### PROBLEM DETAILS
Take the listing and print it in full, exactly as given.

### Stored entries
============================================================

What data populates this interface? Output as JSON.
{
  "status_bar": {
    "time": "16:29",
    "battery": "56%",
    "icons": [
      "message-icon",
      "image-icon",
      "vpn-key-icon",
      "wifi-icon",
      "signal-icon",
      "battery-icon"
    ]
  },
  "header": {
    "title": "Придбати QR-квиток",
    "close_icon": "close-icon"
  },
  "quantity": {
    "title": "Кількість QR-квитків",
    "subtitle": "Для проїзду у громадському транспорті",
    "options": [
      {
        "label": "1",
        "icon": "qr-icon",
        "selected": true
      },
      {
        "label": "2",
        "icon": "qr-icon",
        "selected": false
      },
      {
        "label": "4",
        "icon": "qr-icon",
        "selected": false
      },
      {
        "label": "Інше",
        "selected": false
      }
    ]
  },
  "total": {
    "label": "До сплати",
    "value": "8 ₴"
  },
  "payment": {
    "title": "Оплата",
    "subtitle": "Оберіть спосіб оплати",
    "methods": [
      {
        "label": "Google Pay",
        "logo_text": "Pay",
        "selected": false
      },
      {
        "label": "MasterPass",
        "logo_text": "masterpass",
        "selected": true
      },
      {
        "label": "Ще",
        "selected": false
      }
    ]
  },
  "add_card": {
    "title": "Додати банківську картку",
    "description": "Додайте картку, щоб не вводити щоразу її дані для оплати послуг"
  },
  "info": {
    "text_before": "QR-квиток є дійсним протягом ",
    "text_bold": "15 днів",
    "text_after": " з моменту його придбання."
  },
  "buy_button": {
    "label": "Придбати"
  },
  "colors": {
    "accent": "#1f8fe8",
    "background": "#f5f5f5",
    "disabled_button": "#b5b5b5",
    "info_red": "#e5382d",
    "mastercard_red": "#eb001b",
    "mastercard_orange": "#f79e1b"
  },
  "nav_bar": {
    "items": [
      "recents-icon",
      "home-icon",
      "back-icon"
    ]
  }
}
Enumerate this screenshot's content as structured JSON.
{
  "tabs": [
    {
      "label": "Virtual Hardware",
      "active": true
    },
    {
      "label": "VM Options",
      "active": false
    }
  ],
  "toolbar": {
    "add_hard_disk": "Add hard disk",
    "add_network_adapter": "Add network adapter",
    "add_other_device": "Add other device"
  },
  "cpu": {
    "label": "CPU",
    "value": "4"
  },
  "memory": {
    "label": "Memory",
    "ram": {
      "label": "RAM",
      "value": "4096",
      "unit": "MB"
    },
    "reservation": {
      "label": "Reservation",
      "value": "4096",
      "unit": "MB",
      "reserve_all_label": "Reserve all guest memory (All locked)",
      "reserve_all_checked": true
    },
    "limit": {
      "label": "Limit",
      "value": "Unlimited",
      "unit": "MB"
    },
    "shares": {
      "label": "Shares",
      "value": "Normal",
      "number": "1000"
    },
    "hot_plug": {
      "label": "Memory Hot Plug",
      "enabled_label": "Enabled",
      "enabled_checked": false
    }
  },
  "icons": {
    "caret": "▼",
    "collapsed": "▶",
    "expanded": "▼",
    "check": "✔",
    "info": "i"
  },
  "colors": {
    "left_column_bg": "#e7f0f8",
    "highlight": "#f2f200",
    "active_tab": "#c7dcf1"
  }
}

============================================================

### RESPONSE
What data populates this interface? Output as JSON.
{
  "status_bar": {
    "time": "16:29",
    "battery": "56%",
    "icons": [
      "message-icon",
      "image-icon",
      "vpn-key-icon",
      "wifi-icon",
      "signal-icon",
      "battery-icon"
    ]
  },
  "header": {
    "title": "Придбати QR-квиток",
    "close_icon": "close-icon"
  },
  "quantity": {
    "title": "Кількість QR-квитків",
    "subtitle": "Для проїзду у громадському транспорті",
    "options": [
      {
        "label": "1",
        "icon": "qr-icon",
        "selected": true
      },
      {
        "label": "2",
        "icon": "qr-icon",
        "selected": false
      },
      {
        "label": "4",
        "icon": "qr-icon",
        "selected": false
      },
      {
        "label": "Інше",
        "selected": false
      }
    ]
  },
  "total": {
    "label": "До сплати",
    "value": "8 ₴"
  },
  "payment": {
    "title": "Оплата",
    "subtitle": "Оберіть спосіб оплати",
    "methods": [
      {
        "label": "Google Pay",
        "logo_text": "Pay",
        "selected": false
      },
      {
        "label": "MasterPass",
        "logo_text": "masterpass",
        "selected": true
      },
      {
        "label": "Ще",
        "selected": false
      }
    ]
  },
  "add_card": {
    "title": "Додати банківську картку",
    "description": "Додайте картку, щоб не вводити щоразу її дані для оплати послуг"
  },
  "info": {
    "text_before": "QR-квиток є дійсним протягом ",
    "text_bold": "15 днів",
    "text_after": " з моменту його придбання."
  },
  "buy_button": {
    "label": "Придбати"
  },
  "colors": {
    "accent": "#1f8fe8",
    "background": "#f5f5f5",
    "disabled_button": "#b5b5b5",
    "info_red": "#e5382d",
    "mastercard_red": "#eb001b",
    "mastercard_orange": "#f79e1b"
  },
  "nav_bar": {
    "items": [
      "recents-icon",
      "home-icon",
      "back-icon"
    ]
  }
}
Enumerate this screenshot's content as structured JSON.
{
  "tabs": [
    {
      "label": "Virtual Hardware",
      "active": true
    },
    {
      "label": "VM Options",
      "active": false
    }
  ],
  "toolbar": {
    "add_hard_disk": "Add hard disk",
    "add_network_adapter": "Add network adapter",
    "add_other_device": "Add other device"
  },
  "cpu": {
    "label": "CPU",
    "value": "4"
  },
  "memory": {
    "label": "Memory",
    "ram": {
      "label": "RAM",
      "value": "4096",
      "unit": "MB"
    },
    "reservation": {
      "label": "Reservation",
      "value": "4096",
      "unit": "MB",
      "reserve_all_label": "Reserve all guest memory (All locked)",
      "reserve_all_checked": true
    },
    "limit": {
      "label": "Limit",
      "value": "Unlimited",
      "unit": "MB"
    },
    "shares": {
      "label": "Shares",
      "value": "Normal",
      "number": "1000"
    },
    "hot_plug": {
      "label": "Memory Hot Plug",
      "enabled_label": "Enabled",
      "enabled_checked": false
    }
  },
  "icons": {
    "caret": "▼",
    "collapsed": "▶",
    "expanded": "▼",
    "check": "✔",
    "info": "i"
  },
  "colors": {
    "left_column_bg": "#e7f0f8",
    "highlight": "#f2f200",
    "active_tab": "#c7dcf1"
  }
}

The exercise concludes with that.